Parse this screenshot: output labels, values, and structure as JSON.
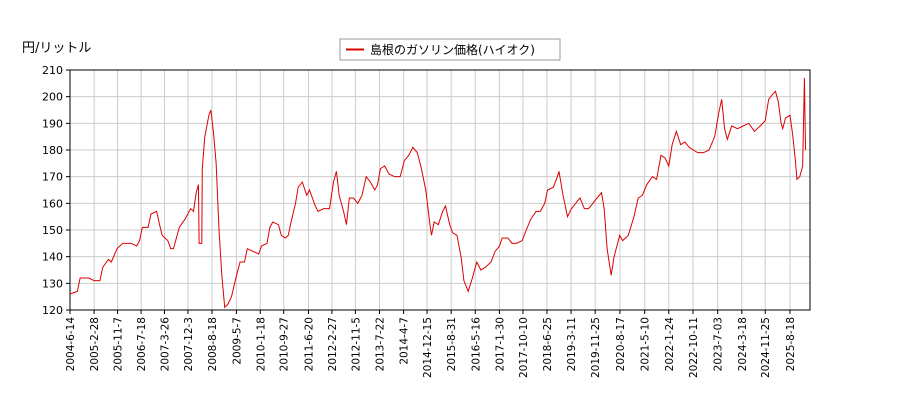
{
  "chart_data": {
    "type": "line",
    "y_label": "円/リットル",
    "legend": "top",
    "grid": true,
    "series": [
      {
        "name": "島根のガソリン価格(ハイオク)",
        "color": "#dd0000",
        "x": [
          "2004-06-14",
          "2004-09-01",
          "2004-10-01",
          "2005-01-01",
          "2005-03-01",
          "2005-05-01",
          "2005-06-01",
          "2005-08-01",
          "2005-09-01",
          "2005-11-01",
          "2006-01-01",
          "2006-04-01",
          "2006-06-01",
          "2006-07-01",
          "2006-08-01",
          "2006-10-01",
          "2006-11-01",
          "2007-01-01",
          "2007-02-01",
          "2007-03-01",
          "2007-05-01",
          "2007-06-01",
          "2007-07-01",
          "2007-09-01",
          "2007-11-01",
          "2008-01-01",
          "2008-02-01",
          "2008-03-01",
          "2008-03-25",
          "2008-04-01",
          "2008-04-30",
          "2008-05-05",
          "2008-06-01",
          "2008-07-15",
          "2008-08-05",
          "2008-09-01",
          "2008-10-01",
          "2008-11-01",
          "2008-12-01",
          "2009-01-01",
          "2009-02-01",
          "2009-03-15",
          "2009-05-01",
          "2009-06-15",
          "2009-08-01",
          "2009-09-01",
          "2009-11-01",
          "2010-01-01",
          "2010-02-01",
          "2010-04-01",
          "2010-05-01",
          "2010-06-01",
          "2010-08-01",
          "2010-09-01",
          "2010-10-15",
          "2010-11-15",
          "2010-12-15",
          "2011-02-01",
          "2011-03-01",
          "2011-04-15",
          "2011-06-01",
          "2011-07-01",
          "2011-09-01",
          "2011-10-01",
          "2011-12-01",
          "2012-02-01",
          "2012-03-15",
          "2012-04-15",
          "2012-05-15",
          "2012-07-01",
          "2012-08-01",
          "2012-09-01",
          "2012-10-15",
          "2012-12-01",
          "2013-01-15",
          "2013-03-01",
          "2013-04-15",
          "2013-06-01",
          "2013-07-01",
          "2013-08-01",
          "2013-09-15",
          "2013-11-01",
          "2014-01-01",
          "2014-03-01",
          "2014-04-15",
          "2014-06-01",
          "2014-07-15",
          "2014-09-01",
          "2014-10-15",
          "2014-12-01",
          "2015-01-15",
          "2015-02-01",
          "2015-03-01",
          "2015-04-15",
          "2015-06-01",
          "2015-07-01",
          "2015-08-15",
          "2015-09-15",
          "2015-11-01",
          "2015-12-15",
          "2016-01-15",
          "2016-03-01",
          "2016-04-15",
          "2016-06-01",
          "2016-07-15",
          "2016-09-01",
          "2016-11-01",
          "2016-12-15",
          "2017-02-01",
          "2017-03-01",
          "2017-05-01",
          "2017-06-15",
          "2017-08-01",
          "2017-10-01",
          "2017-11-15",
          "2018-01-01",
          "2018-03-01",
          "2018-04-15",
          "2018-06-01",
          "2018-07-01",
          "2018-09-01",
          "2018-10-15",
          "2018-11-01",
          "2018-12-15",
          "2019-02-01",
          "2019-03-15",
          "2019-05-01",
          "2019-06-15",
          "2019-08-01",
          "2019-09-15",
          "2019-11-01",
          "2019-12-15",
          "2020-02-01",
          "2020-03-01",
          "2020-04-01",
          "2020-05-15",
          "2020-06-15",
          "2020-08-15",
          "2020-09-15",
          "2020-11-15",
          "2021-01-15",
          "2021-03-01",
          "2021-04-15",
          "2021-06-01",
          "2021-08-01",
          "2021-09-15",
          "2021-11-01",
          "2021-12-15",
          "2022-01-24",
          "2022-03-01",
          "2022-04-15",
          "2022-06-01",
          "2022-07-15",
          "2022-09-01",
          "2022-10-15",
          "2022-12-01",
          "2023-02-01",
          "2023-04-01",
          "2023-06-01",
          "2023-07-15",
          "2023-08-15",
          "2023-09-15",
          "2023-10-15",
          "2023-12-01",
          "2024-02-01",
          "2024-04-01",
          "2024-06-01",
          "2024-08-01",
          "2024-10-01",
          "2024-11-25",
          "2025-01-01",
          "2025-02-15",
          "2025-03-15",
          "2025-04-15",
          "2025-05-15",
          "2025-06-01",
          "2025-07-01",
          "2025-08-18",
          "2025-09-15",
          "2025-10-15",
          "2025-11-01",
          "2025-12-01",
          "2026-01-01",
          "2026-01-20",
          "2026-02-01"
        ],
        "values": [
          126,
          127,
          132,
          132,
          131,
          131,
          136,
          139,
          138,
          143,
          145,
          145,
          144,
          146,
          151,
          151,
          156,
          157,
          152,
          148,
          146,
          143,
          143,
          151,
          154,
          158,
          157,
          164,
          167,
          145,
          145,
          173,
          185,
          193,
          195,
          187,
          175,
          150,
          133,
          121,
          122,
          125,
          132,
          138,
          138,
          143,
          142,
          141,
          144,
          145,
          151,
          153,
          152,
          148,
          147,
          148,
          153,
          160,
          166,
          168,
          163,
          165,
          159,
          157,
          158,
          158,
          168,
          172,
          163,
          157,
          152,
          162,
          162,
          160,
          163,
          170,
          168,
          165,
          167,
          173,
          174,
          171,
          170,
          170,
          176,
          178,
          181,
          179,
          173,
          165,
          152,
          148,
          153,
          152,
          157,
          159,
          152,
          149,
          148,
          140,
          131,
          127,
          132,
          138,
          135,
          136,
          138,
          142,
          144,
          147,
          147,
          145,
          145,
          146,
          150,
          154,
          157,
          157,
          160,
          165,
          166,
          170,
          172,
          163,
          155,
          158,
          160,
          162,
          158,
          158,
          160,
          162,
          164,
          158,
          143,
          133,
          140,
          148,
          146,
          148,
          155,
          162,
          163,
          167,
          170,
          169,
          178,
          177,
          174,
          182,
          187,
          182,
          183,
          181,
          180,
          179,
          179,
          180,
          185,
          194,
          199,
          188,
          184,
          189,
          188,
          189,
          190,
          187,
          189,
          191,
          199,
          201,
          202,
          198,
          190,
          188,
          192,
          193,
          186,
          176,
          169,
          170,
          174,
          207,
          180
        ]
      }
    ],
    "xlim": [
      "2004-06-14",
      "2026-03-21"
    ],
    "xticks": [
      {
        "value": "2004-06-14",
        "label": "2004-6-14"
      },
      {
        "value": "2005-02-28",
        "label": "2005-2-28"
      },
      {
        "value": "2005-11-07",
        "label": "2005-11-7"
      },
      {
        "value": "2006-07-18",
        "label": "2006-7-18"
      },
      {
        "value": "2007-03-26",
        "label": "2007-3-26"
      },
      {
        "value": "2007-12-03",
        "label": "2007-12-3"
      },
      {
        "value": "2008-08-18",
        "label": "2008-8-18"
      },
      {
        "value": "2009-05-07",
        "label": "2009-5-7"
      },
      {
        "value": "2010-01-18",
        "label": "2010-1-18"
      },
      {
        "value": "2010-09-27",
        "label": "2010-9-27"
      },
      {
        "value": "2011-06-20",
        "label": "2011-6-20"
      },
      {
        "value": "2012-02-27",
        "label": "2012-2-27"
      },
      {
        "value": "2012-11-05",
        "label": "2012-11-5"
      },
      {
        "value": "2013-07-22",
        "label": "2013-7-22"
      },
      {
        "value": "2014-04-07",
        "label": "2014-4-7"
      },
      {
        "value": "2014-12-15",
        "label": "2014-12-15"
      },
      {
        "value": "2015-08-31",
        "label": "2015-8-31"
      },
      {
        "value": "2016-05-16",
        "label": "2016-5-16"
      },
      {
        "value": "2017-01-30",
        "label": "2017-1-30"
      },
      {
        "value": "2017-10-10",
        "label": "2017-10-10"
      },
      {
        "value": "2018-06-25",
        "label": "2018-6-25"
      },
      {
        "value": "2019-03-11",
        "label": "2019-3-11"
      },
      {
        "value": "2019-11-25",
        "label": "2019-11-25"
      },
      {
        "value": "2020-08-17",
        "label": "2020-8-17"
      },
      {
        "value": "2021-05-10",
        "label": "2021-5-10"
      },
      {
        "value": "2022-01-24",
        "label": "2022-1-24"
      },
      {
        "value": "2022-10-11",
        "label": "2022-10-11"
      },
      {
        "value": "2023-07-03",
        "label": "2023-7-03"
      },
      {
        "value": "2024-03-18",
        "label": "2024-3-18"
      },
      {
        "value": "2024-11-25",
        "label": "2024-11-25"
      },
      {
        "value": "2025-08-18",
        "label": "2025-8-18"
      }
    ],
    "ylim": [
      120,
      210
    ],
    "yticks": [
      120,
      130,
      140,
      150,
      160,
      170,
      180,
      190,
      200,
      210
    ]
  }
}
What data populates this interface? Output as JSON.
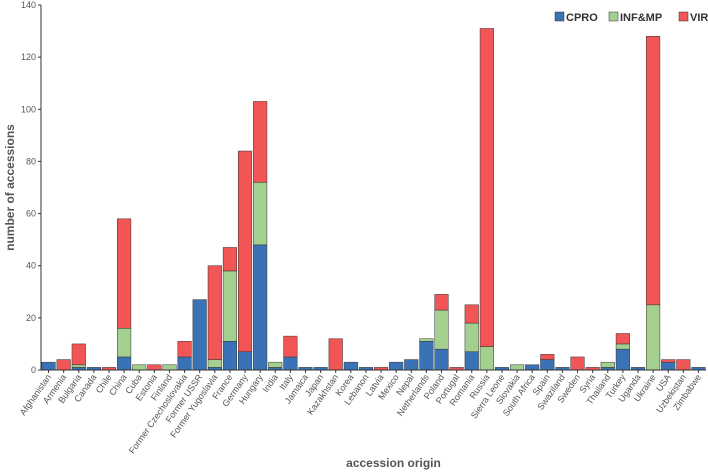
{
  "chart_data": {
    "type": "bar",
    "stacked": true,
    "title": "",
    "xlabel": "accession origin",
    "ylabel": "number of accessions",
    "ylim": [
      0,
      140
    ],
    "yticks": [
      0,
      20,
      40,
      60,
      80,
      100,
      120,
      140
    ],
    "legend_position": "top-right",
    "categories": [
      "Afghanistan",
      "Armenia",
      "Bulgaria",
      "Canada",
      "Chile",
      "China",
      "Cuba",
      "Estonia",
      "Finland",
      "Former Czechoslovakia",
      "Former USSR",
      "Former Yugoslavia",
      "France",
      "Germany",
      "Hungary",
      "India",
      "Italy",
      "Jamaica",
      "Japan",
      "Kazakhstan",
      "Korea",
      "Lebanon",
      "Latvia",
      "Mexico",
      "Nepal",
      "Netherlands",
      "Poland",
      "Portugal",
      "Romania",
      "Russia",
      "Sierra Leone",
      "Slovakia",
      "South Africa",
      "Spain",
      "Swaziland",
      "Sweden",
      "Syria",
      "Thailand",
      "Turkey",
      "Uganda",
      "Ukraine",
      "USA",
      "Uzbekistan",
      "Zimbabwe"
    ],
    "series": [
      {
        "name": "CPRO",
        "color": "#3a73b5",
        "values": [
          3,
          0,
          1,
          1,
          0,
          5,
          0,
          0,
          0,
          5,
          27,
          1,
          11,
          7,
          48,
          1,
          5,
          1,
          1,
          0,
          3,
          1,
          0,
          3,
          4,
          11,
          8,
          0,
          7,
          0,
          1,
          0,
          2,
          4,
          1,
          0,
          0,
          1,
          8,
          1,
          0,
          3,
          0,
          1
        ]
      },
      {
        "name": "INF&MP",
        "color": "#a3cf8f",
        "values": [
          0,
          0,
          1,
          0,
          0,
          11,
          2,
          0,
          2,
          0,
          0,
          3,
          27,
          0,
          24,
          2,
          0,
          0,
          0,
          0,
          0,
          0,
          0,
          0,
          0,
          1,
          15,
          0,
          11,
          9,
          0,
          2,
          0,
          0,
          0,
          0,
          0,
          2,
          2,
          0,
          25,
          0,
          0,
          0
        ]
      },
      {
        "name": "VIR",
        "color": "#f25555",
        "values": [
          0,
          4,
          8,
          0,
          1,
          42,
          0,
          2,
          0,
          6,
          0,
          36,
          9,
          77,
          31,
          0,
          8,
          0,
          0,
          12,
          0,
          0,
          1,
          0,
          0,
          0,
          6,
          1,
          7,
          122,
          0,
          0,
          0,
          2,
          0,
          5,
          1,
          0,
          4,
          0,
          103,
          1,
          4,
          0
        ]
      }
    ]
  }
}
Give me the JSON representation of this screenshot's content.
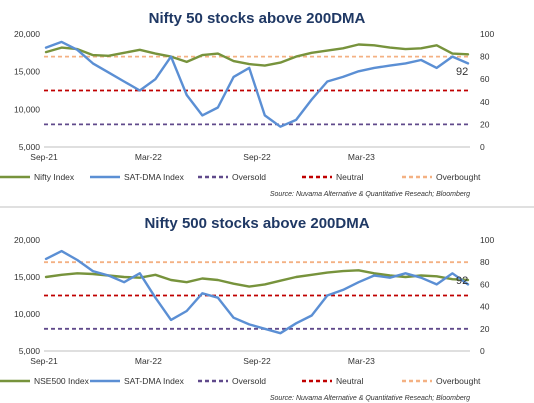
+===+
» Given exercise:
In the lines above, locate the string "name". Copy every line where it occurs.

» Worked answer:
        "name": "島根のガソリン価格(ハイオク)",
        "name": "CPRO",
        "name": "INF&MP",
        "name": "VIR",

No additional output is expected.